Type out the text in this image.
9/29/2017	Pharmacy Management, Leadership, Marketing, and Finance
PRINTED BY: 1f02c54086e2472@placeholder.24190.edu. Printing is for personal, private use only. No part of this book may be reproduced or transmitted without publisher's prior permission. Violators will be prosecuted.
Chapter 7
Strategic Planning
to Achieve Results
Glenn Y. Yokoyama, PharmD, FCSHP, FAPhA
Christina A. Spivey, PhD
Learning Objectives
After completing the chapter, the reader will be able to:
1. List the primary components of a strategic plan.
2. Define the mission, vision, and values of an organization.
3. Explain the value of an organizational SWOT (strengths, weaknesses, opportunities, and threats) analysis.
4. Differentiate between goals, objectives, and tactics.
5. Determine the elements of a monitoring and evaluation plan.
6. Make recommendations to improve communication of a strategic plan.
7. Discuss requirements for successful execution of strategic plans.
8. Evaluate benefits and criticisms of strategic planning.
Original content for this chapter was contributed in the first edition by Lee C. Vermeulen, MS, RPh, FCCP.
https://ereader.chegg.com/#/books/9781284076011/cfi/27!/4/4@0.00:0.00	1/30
■ ■ ■
> **THE EXERCISE**
Word for word, restate all of the data shown above.

> **ANSWER TO THE PROBLEM**
Type out the text in this image.
9/29/2017	Pharmacy Management, Leadership, Marketing, and Finance
PRINTED BY: 1f02c54086e2472@placeholder.24190.edu. Printing is for personal, private use only. No part of this book may be reproduced or transmitted without publisher's prior permission. Violators will be prosecuted.
Chapter 7
Strategic Planning
to Achieve Results
Glenn Y. Yokoyama, PharmD, FCSHP, FAPhA
Christina A. Spivey, PhD
Learning Objectives
After completing the chapter, the reader will be able to:
1. List the primary components of a strategic plan.
2. Define the mission, vision, and values of an organization.
3. Explain the value of an organizational SWOT (strengths, weaknesses, opportunities, and threats) analysis.
4. Differentiate between goals, objectives, and tactics.
5. Determine the elements of a monitoring and evaluation plan.
6. Make recommendations to improve communication of a strategic plan.
7. Discuss requirements for successful execution of strategic plans.
8. Evaluate benefits and criticisms of strategic planning.
Original content for this chapter was contributed in the first edition by Lee C. Vermeulen, MS, RPh, FCCP.
https://ereader.chegg.com/#/books/9781284076011/cfi/27!/4/4@0.00:0.00	1/30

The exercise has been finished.